--- Start ---

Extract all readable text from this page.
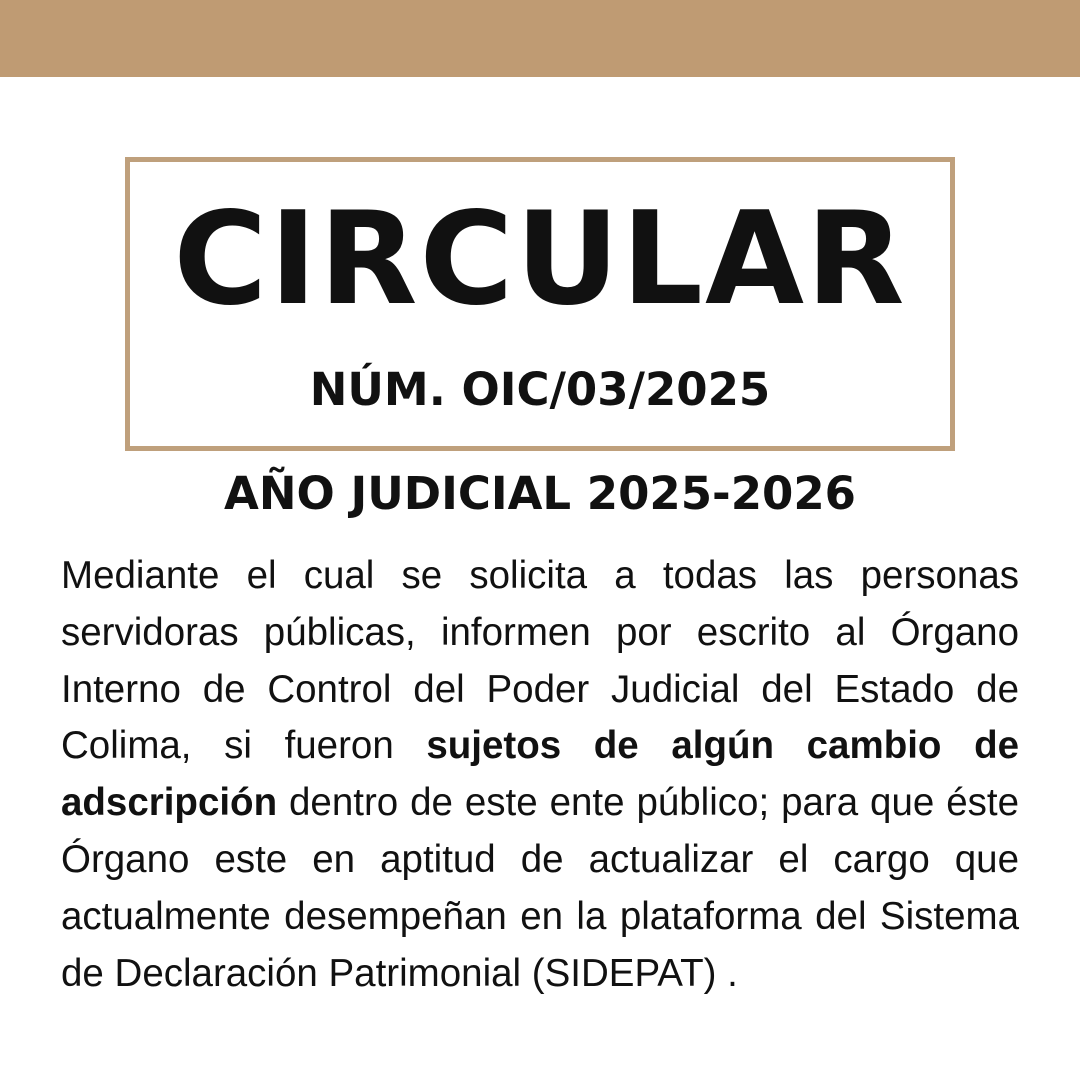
CIRCULAR

NÚM. OIC/03/2025

AÑO JUDICIAL 2025-2026

Mediante el cual se solicita a todas las personas servidoras públicas, informen por escrito al Órgano Interno de Control del Poder Judicial del Estado de Colima, si fueron sujetos de algún cambio de adscripción dentro de este ente público; para que éste Órgano este en aptitud de actualizar el cargo que actualmente desempeñan en la plataforma del Sistema de Declaración Patrimonial (SIDEPAT) .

--- End ---

**Problem to work on**
Write the full listing out again with every line unchanged, but include no pictures.

**Exercise output**
Extract all readable text from this page.
CIRCULAR

NÚM. OIC/03/2025

AÑO JUDICIAL 2025-2026

Mediante el cual se solicita a todas las personas servidoras públicas, informen por escrito al Órgano Interno de Control del Poder Judicial del Estado de Colima, si fueron sujetos de algún cambio de adscripción dentro de este ente público; para que éste Órgano este en aptitud de actualizar el cargo que actualmente desempeñan en la plataforma del Sistema de Declaración Patrimonial (SIDEPAT) .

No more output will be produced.